__RECORDED DATA__
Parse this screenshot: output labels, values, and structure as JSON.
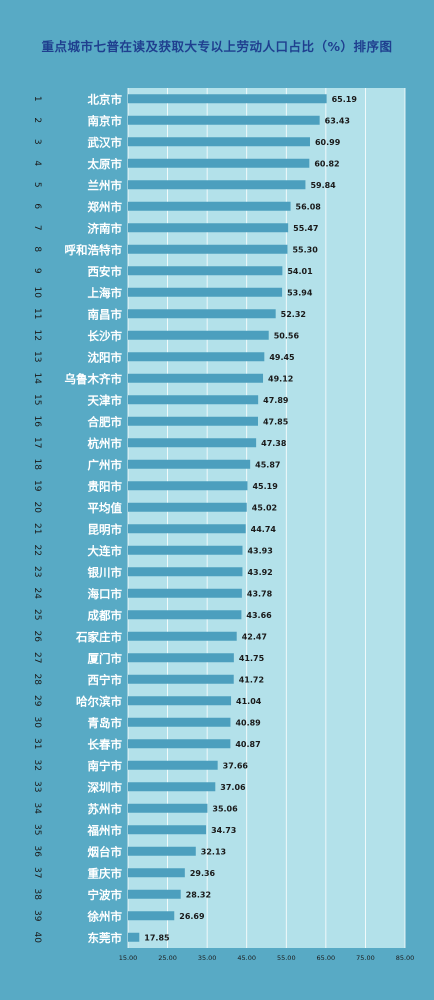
{
  "chart_data": {
    "type": "bar",
    "orientation": "horizontal",
    "title": "重点城市七普在读及获取大专以上劳动人口占比（%）排序图",
    "xlabel": "",
    "ylabel": "",
    "xlim": [
      15,
      85
    ],
    "xticks": [
      "15.00",
      "25.00",
      "35.00",
      "45.00",
      "55.00",
      "65.00",
      "75.00",
      "85.00"
    ],
    "grid": true,
    "legend": "none",
    "colors": {
      "background": "#58aac5",
      "plot_area": "#b3e1ea",
      "bar": "#4c9fbe",
      "grid": "#ffffff",
      "city_text": "#ffffff",
      "value_text": "#1a1a1a",
      "rank_text": "#1a1a1a",
      "title_text": "#1f3f8f"
    },
    "ranks": [
      "1",
      "2",
      "3",
      "4",
      "5",
      "6",
      "7",
      "8",
      "9",
      "10",
      "11",
      "12",
      "13",
      "14",
      "15",
      "16",
      "17",
      "18",
      "19",
      "20",
      "21",
      "22",
      "23",
      "24",
      "25",
      "26",
      "27",
      "28",
      "29",
      "30",
      "31",
      "32",
      "33",
      "34",
      "35",
      "36",
      "37",
      "38",
      "39",
      "40"
    ],
    "categories": [
      "北京市",
      "南京市",
      "武汉市",
      "太原市",
      "兰州市",
      "郑州市",
      "济南市",
      "呼和浩特市",
      "西安市",
      "上海市",
      "南昌市",
      "长沙市",
      "沈阳市",
      "乌鲁木齐市",
      "天津市",
      "合肥市",
      "杭州市",
      "广州市",
      "贵阳市",
      "平均值",
      "昆明市",
      "大连市",
      "银川市",
      "海口市",
      "成都市",
      "石家庄市",
      "厦门市",
      "西宁市",
      "哈尔滨市",
      "青岛市",
      "长春市",
      "南宁市",
      "深圳市",
      "苏州市",
      "福州市",
      "烟台市",
      "重庆市",
      "宁波市",
      "徐州市",
      "东莞市"
    ],
    "values": [
      65.19,
      63.43,
      60.99,
      60.82,
      59.84,
      56.08,
      55.47,
      55.3,
      54.01,
      53.94,
      52.32,
      50.56,
      49.45,
      49.12,
      47.89,
      47.85,
      47.38,
      45.87,
      45.19,
      45.02,
      44.74,
      43.93,
      43.92,
      43.78,
      43.66,
      42.47,
      41.75,
      41.72,
      41.04,
      40.89,
      40.87,
      37.66,
      37.06,
      35.06,
      34.73,
      32.13,
      29.36,
      28.32,
      26.69,
      17.85
    ],
    "labels": [
      "65.19",
      "63.43",
      "60.99",
      "60.82",
      "59.84",
      "56.08",
      "55.47",
      "55.30",
      "54.01",
      "53.94",
      "52.32",
      "50.56",
      "49.45",
      "49.12",
      "47.89",
      "47.85",
      "47.38",
      "45.87",
      "45.19",
      "45.02",
      "44.74",
      "43.93",
      "43.92",
      "43.78",
      "43.66",
      "42.47",
      "41.75",
      "41.72",
      "41.04",
      "40.89",
      "40.87",
      "37.66",
      "37.06",
      "35.06",
      "34.73",
      "32.13",
      "29.36",
      "28.32",
      "26.69",
      "17.85"
    ]
  }
}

__WRITTEN PROBLEM__
Print out the whole of the material word for word, without pictures.

__SOLUTION TO THE EXERCISE__
Parse this screenshot: output labels, values, and structure as JSON.
{
  "chart_data": {
    "type": "bar",
    "orientation": "horizontal",
    "title": "重点城市七普在读及获取大专以上劳动人口占比（%）排序图",
    "xlabel": "",
    "ylabel": "",
    "xlim": [
      15,
      85
    ],
    "xticks": [
      "15.00",
      "25.00",
      "35.00",
      "45.00",
      "55.00",
      "65.00",
      "75.00",
      "85.00"
    ],
    "grid": true,
    "legend": "none",
    "colors": {
      "background": "#58aac5",
      "plot_area": "#b3e1ea",
      "bar": "#4c9fbe",
      "grid": "#ffffff",
      "city_text": "#ffffff",
      "value_text": "#1a1a1a",
      "rank_text": "#1a1a1a",
      "title_text": "#1f3f8f"
    },
    "ranks": [
      "1",
      "2",
      "3",
      "4",
      "5",
      "6",
      "7",
      "8",
      "9",
      "10",
      "11",
      "12",
      "13",
      "14",
      "15",
      "16",
      "17",
      "18",
      "19",
      "20",
      "21",
      "22",
      "23",
      "24",
      "25",
      "26",
      "27",
      "28",
      "29",
      "30",
      "31",
      "32",
      "33",
      "34",
      "35",
      "36",
      "37",
      "38",
      "39",
      "40"
    ],
    "categories": [
      "北京市",
      "南京市",
      "武汉市",
      "太原市",
      "兰州市",
      "郑州市",
      "济南市",
      "呼和浩特市",
      "西安市",
      "上海市",
      "南昌市",
      "长沙市",
      "沈阳市",
      "乌鲁木齐市",
      "天津市",
      "合肥市",
      "杭州市",
      "广州市",
      "贵阳市",
      "平均值",
      "昆明市",
      "大连市",
      "银川市",
      "海口市",
      "成都市",
      "石家庄市",
      "厦门市",
      "西宁市",
      "哈尔滨市",
      "青岛市",
      "长春市",
      "南宁市",
      "深圳市",
      "苏州市",
      "福州市",
      "烟台市",
      "重庆市",
      "宁波市",
      "徐州市",
      "东莞市"
    ],
    "values": [
      65.19,
      63.43,
      60.99,
      60.82,
      59.84,
      56.08,
      55.47,
      55.3,
      54.01,
      53.94,
      52.32,
      50.56,
      49.45,
      49.12,
      47.89,
      47.85,
      47.38,
      45.87,
      45.19,
      45.02,
      44.74,
      43.93,
      43.92,
      43.78,
      43.66,
      42.47,
      41.75,
      41.72,
      41.04,
      40.89,
      40.87,
      37.66,
      37.06,
      35.06,
      34.73,
      32.13,
      29.36,
      28.32,
      26.69,
      17.85
    ],
    "labels": [
      "65.19",
      "63.43",
      "60.99",
      "60.82",
      "59.84",
      "56.08",
      "55.47",
      "55.30",
      "54.01",
      "53.94",
      "52.32",
      "50.56",
      "49.45",
      "49.12",
      "47.89",
      "47.85",
      "47.38",
      "45.87",
      "45.19",
      "45.02",
      "44.74",
      "43.93",
      "43.92",
      "43.78",
      "43.66",
      "42.47",
      "41.75",
      "41.72",
      "41.04",
      "40.89",
      "40.87",
      "37.66",
      "37.06",
      "35.06",
      "34.73",
      "32.13",
      "29.36",
      "28.32",
      "26.69",
      "17.85"
    ]
  }
}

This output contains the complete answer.